Brief:
Write out the whole listing again, exactly as given.

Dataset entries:
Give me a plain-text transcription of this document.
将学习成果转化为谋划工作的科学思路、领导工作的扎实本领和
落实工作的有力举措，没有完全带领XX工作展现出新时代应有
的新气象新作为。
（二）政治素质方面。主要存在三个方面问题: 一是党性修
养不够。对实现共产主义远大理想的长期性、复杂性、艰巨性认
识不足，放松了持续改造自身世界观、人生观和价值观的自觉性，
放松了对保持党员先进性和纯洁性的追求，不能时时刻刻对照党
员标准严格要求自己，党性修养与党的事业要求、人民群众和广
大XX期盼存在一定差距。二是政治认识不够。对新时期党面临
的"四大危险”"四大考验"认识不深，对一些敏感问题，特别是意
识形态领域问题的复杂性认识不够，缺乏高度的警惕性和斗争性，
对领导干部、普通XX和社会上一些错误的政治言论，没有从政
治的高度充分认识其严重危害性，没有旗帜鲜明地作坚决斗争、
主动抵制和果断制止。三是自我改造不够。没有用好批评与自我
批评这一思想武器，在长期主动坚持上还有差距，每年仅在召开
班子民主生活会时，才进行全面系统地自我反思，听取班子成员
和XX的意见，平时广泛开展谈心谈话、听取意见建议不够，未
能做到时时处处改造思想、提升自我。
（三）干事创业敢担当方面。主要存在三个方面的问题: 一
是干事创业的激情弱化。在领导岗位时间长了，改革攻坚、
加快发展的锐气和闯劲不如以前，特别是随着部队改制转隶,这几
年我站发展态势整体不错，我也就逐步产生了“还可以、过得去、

The result:
Give me a plain-text transcription of this document.
将学习成果转化为谋划工作的科学思路、领导工作的扎实本领和
落实工作的有力举措，没有完全带领XX工作展现出新时代应有
的新气象新作为。
（二）政治素质方面。主要存在三个方面问题: 一是党性修
养不够。对实现共产主义远大理想的长期性、复杂性、艰巨性认
识不足，放松了持续改造自身世界观、人生观和价值观的自觉性，
放松了对保持党员先进性和纯洁性的追求，不能时时刻刻对照党
员标准严格要求自己，党性修养与党的事业要求、人民群众和广
大XX期盼存在一定差距。二是政治认识不够。对新时期党面临
的"四大危险”"四大考验"认识不深，对一些敏感问题，特别是意
识形态领域问题的复杂性认识不够，缺乏高度的警惕性和斗争性，
对领导干部、普通XX和社会上一些错误的政治言论，没有从政
治的高度充分认识其严重危害性，没有旗帜鲜明地作坚决斗争、
主动抵制和果断制止。三是自我改造不够。没有用好批评与自我
批评这一思想武器，在长期主动坚持上还有差距，每年仅在召开
班子民主生活会时，才进行全面系统地自我反思，听取班子成员
和XX的意见，平时广泛开展谈心谈话、听取意见建议不够，未
能做到时时处处改造思想、提升自我。
（三）干事创业敢担当方面。主要存在三个方面的问题: 一
是干事创业的激情弱化。在领导岗位时间长了，改革攻坚、
加快发展的锐气和闯劲不如以前，特别是随着部队改制转隶,这几
年我站发展态势整体不错，我也就逐步产生了“还可以、过得去、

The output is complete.